● **Records contained in a dataset**:
════════════════════
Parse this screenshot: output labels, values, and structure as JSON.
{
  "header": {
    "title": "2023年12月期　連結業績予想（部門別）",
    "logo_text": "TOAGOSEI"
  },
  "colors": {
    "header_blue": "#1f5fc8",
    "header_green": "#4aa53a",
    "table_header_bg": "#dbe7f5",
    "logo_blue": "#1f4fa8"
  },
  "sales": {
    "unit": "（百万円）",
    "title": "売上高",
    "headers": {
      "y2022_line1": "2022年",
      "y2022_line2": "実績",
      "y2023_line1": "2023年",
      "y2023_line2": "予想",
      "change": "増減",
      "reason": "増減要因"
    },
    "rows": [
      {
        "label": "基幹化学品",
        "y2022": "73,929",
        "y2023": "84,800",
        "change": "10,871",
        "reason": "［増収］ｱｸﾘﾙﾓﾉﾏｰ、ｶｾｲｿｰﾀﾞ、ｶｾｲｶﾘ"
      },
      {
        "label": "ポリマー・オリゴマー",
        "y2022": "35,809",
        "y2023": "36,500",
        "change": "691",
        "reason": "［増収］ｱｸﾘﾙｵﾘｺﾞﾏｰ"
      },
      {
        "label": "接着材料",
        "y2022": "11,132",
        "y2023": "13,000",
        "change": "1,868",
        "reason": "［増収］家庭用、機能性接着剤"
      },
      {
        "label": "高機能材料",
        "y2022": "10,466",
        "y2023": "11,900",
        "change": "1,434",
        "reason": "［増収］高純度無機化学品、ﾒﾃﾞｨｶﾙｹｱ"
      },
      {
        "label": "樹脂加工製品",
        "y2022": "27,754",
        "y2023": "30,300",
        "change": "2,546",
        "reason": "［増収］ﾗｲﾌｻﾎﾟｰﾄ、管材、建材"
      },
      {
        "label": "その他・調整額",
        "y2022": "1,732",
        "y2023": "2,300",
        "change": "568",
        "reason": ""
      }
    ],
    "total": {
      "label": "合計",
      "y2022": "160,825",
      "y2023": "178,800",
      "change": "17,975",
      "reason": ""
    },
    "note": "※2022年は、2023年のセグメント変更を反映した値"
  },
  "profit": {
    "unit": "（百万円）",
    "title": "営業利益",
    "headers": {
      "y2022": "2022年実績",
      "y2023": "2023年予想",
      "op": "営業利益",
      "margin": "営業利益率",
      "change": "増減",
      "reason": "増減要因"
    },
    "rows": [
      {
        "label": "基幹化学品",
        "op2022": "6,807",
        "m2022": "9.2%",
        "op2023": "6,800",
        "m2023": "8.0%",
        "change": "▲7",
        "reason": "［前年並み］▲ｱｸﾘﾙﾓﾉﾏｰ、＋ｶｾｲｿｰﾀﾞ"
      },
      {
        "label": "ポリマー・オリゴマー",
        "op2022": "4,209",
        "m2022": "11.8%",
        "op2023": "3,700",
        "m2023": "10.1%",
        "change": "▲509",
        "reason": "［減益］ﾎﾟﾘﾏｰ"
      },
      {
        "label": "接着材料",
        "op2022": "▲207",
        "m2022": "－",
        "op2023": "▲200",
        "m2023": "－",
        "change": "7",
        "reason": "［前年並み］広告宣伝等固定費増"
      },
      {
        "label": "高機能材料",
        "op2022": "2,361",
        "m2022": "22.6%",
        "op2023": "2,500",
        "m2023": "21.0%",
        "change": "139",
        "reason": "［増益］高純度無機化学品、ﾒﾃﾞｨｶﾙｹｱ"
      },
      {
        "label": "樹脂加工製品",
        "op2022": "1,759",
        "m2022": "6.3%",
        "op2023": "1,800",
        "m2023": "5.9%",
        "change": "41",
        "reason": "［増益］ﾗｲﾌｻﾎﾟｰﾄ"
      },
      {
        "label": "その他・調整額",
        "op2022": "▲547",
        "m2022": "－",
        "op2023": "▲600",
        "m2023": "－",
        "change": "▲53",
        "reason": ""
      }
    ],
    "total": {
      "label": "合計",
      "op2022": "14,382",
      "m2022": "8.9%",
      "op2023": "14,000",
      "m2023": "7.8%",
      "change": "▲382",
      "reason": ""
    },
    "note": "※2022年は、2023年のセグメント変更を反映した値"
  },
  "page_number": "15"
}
════════════════════
Copy out each line of the material that holds the word "title".

    "title": "2023年12月期　連結業績予想（部門別）",
    "title": "売上高",
    "title": "営業利益",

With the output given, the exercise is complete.